* _Given instruction_:
Return exactly the lines that run from the one containing "Read all visible content and emit it as JSON." to the end of the entries, with both ends included.

* _Given records_:
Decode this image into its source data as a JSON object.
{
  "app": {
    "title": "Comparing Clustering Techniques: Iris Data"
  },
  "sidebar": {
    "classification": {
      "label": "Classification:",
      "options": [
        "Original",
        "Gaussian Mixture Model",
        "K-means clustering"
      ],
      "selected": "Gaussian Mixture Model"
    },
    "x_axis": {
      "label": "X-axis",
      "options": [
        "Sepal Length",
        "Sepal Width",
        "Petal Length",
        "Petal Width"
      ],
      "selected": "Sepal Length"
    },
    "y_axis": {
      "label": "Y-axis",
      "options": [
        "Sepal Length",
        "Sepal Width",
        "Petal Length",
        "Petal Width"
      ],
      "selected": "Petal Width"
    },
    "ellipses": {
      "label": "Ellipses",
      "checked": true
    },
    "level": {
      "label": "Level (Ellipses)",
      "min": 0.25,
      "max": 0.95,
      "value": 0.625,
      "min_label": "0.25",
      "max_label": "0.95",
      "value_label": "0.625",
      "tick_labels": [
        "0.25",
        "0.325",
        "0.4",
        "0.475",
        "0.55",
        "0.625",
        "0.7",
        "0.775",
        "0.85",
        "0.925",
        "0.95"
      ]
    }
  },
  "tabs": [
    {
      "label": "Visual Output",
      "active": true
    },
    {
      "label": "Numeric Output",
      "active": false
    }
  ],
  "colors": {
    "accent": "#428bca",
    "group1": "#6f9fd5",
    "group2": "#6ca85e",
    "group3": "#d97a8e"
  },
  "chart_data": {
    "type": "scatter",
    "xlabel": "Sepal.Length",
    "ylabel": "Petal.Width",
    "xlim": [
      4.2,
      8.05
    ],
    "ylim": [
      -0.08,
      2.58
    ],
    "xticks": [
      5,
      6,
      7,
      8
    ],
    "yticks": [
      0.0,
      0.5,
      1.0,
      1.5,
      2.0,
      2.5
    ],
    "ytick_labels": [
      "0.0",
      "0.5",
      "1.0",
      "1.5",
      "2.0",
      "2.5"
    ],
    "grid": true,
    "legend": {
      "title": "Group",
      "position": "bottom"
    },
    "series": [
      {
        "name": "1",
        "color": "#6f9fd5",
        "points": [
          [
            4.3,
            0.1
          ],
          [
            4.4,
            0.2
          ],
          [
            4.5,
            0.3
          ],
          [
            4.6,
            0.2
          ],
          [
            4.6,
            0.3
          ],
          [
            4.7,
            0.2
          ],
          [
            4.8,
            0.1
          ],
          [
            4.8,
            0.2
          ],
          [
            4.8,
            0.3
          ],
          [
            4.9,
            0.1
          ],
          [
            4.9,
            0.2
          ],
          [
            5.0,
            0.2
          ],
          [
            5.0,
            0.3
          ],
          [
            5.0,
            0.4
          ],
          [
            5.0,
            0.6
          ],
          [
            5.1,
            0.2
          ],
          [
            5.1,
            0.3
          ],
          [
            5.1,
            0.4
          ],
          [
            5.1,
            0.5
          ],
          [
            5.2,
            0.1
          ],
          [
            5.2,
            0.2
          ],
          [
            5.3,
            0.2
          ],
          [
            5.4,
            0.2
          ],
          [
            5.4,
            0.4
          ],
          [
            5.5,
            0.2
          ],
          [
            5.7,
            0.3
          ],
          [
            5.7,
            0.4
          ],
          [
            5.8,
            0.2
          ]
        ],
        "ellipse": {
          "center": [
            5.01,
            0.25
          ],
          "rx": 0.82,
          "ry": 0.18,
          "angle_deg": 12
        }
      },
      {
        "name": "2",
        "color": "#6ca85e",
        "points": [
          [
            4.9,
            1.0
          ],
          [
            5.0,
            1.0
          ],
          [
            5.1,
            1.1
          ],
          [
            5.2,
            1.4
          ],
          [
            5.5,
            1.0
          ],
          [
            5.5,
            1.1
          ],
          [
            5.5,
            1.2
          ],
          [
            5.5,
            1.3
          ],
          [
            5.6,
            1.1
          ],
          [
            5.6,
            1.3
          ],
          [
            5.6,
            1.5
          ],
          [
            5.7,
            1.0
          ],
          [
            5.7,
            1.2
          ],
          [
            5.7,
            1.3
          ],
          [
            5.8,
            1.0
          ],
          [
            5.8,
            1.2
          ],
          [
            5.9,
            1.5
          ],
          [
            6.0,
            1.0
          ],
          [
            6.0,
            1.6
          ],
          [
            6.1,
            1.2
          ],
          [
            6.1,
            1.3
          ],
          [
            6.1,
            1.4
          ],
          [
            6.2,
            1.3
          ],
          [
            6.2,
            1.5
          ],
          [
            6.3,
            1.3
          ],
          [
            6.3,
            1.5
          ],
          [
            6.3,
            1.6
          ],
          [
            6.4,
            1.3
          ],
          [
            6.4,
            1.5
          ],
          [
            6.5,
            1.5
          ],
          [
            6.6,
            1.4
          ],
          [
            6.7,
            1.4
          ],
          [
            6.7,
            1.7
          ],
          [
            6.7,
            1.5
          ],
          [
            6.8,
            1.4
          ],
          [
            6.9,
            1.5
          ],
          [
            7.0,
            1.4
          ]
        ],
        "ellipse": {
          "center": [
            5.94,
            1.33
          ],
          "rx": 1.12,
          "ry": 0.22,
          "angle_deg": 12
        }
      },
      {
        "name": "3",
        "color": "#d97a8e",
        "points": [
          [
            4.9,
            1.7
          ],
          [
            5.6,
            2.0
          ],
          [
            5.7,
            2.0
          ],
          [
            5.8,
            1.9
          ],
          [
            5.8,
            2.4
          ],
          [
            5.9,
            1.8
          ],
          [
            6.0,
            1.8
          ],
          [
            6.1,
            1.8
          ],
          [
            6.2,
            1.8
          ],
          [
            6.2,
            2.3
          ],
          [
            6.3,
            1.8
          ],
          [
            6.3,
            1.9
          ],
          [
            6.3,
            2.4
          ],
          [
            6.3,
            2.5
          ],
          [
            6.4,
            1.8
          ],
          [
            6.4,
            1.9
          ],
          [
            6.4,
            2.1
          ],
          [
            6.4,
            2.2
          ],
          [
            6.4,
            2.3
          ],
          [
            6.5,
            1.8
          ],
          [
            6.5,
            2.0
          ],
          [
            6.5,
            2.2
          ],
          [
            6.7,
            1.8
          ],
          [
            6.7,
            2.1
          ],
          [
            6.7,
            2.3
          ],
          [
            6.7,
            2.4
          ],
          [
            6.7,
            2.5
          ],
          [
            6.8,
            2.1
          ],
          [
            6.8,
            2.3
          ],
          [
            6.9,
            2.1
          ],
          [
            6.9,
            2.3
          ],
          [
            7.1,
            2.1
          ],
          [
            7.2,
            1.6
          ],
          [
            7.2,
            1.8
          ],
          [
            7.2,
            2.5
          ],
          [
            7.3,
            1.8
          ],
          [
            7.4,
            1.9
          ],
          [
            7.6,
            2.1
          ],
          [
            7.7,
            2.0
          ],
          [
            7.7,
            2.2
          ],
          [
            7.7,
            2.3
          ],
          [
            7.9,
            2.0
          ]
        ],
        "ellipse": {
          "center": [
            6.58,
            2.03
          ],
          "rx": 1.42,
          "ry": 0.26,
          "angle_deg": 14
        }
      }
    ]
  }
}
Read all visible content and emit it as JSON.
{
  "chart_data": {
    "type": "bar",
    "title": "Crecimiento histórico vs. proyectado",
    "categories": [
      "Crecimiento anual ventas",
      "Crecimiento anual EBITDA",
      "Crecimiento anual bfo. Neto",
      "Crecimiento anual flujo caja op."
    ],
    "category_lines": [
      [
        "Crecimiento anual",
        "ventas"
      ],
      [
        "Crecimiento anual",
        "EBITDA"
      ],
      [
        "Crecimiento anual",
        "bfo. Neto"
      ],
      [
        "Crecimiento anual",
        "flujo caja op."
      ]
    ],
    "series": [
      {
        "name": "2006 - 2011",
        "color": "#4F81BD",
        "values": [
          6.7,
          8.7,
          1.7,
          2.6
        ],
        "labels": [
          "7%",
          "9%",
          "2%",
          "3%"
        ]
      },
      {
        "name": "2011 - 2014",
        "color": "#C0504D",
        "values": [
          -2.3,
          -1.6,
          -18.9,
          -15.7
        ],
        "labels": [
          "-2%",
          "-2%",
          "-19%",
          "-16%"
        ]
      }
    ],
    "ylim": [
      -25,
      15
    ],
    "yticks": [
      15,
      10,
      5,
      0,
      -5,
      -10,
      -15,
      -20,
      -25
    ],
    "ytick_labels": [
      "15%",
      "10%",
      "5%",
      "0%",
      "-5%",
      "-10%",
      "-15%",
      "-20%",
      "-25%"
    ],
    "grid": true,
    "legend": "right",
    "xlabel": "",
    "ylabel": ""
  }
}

* _Solution to the exercise_:
Read all visible content and emit it as JSON.
{
  "chart_data": {
    "type": "bar",
    "title": "Crecimiento histórico vs. proyectado",
    "categories": [
      "Crecimiento anual ventas",
      "Crecimiento anual EBITDA",
      "Crecimiento anual bfo. Neto",
      "Crecimiento anual flujo caja op."
    ],
    "category_lines": [
      [
        "Crecimiento anual",
        "ventas"
      ],
      [
        "Crecimiento anual",
        "EBITDA"
      ],
      [
        "Crecimiento anual",
        "bfo. Neto"
      ],
      [
        "Crecimiento anual",
        "flujo caja op."
      ]
    ],
    "series": [
      {
        "name": "2006 - 2011",
        "color": "#4F81BD",
        "values": [
          6.7,
          8.7,
          1.7,
          2.6
        ],
        "labels": [
          "7%",
          "9%",
          "2%",
          "3%"
        ]
      },
      {
        "name": "2011 - 2014",
        "color": "#C0504D",
        "values": [
          -2.3,
          -1.6,
          -18.9,
          -15.7
        ],
        "labels": [
          "-2%",
          "-2%",
          "-19%",
          "-16%"
        ]
      }
    ],
    "ylim": [
      -25,
      15
    ],
    "yticks": [
      15,
      10,
      5,
      0,
      -5,
      -10,
      -15,
      -20,
      -25
    ],
    "ytick_labels": [
      "15%",
      "10%",
      "5%",
      "0%",
      "-5%",
      "-10%",
      "-15%",
      "-20%",
      "-25%"
    ],
    "grid": true,
    "legend": "right",
    "xlabel": "",
    "ylabel": ""
  }
}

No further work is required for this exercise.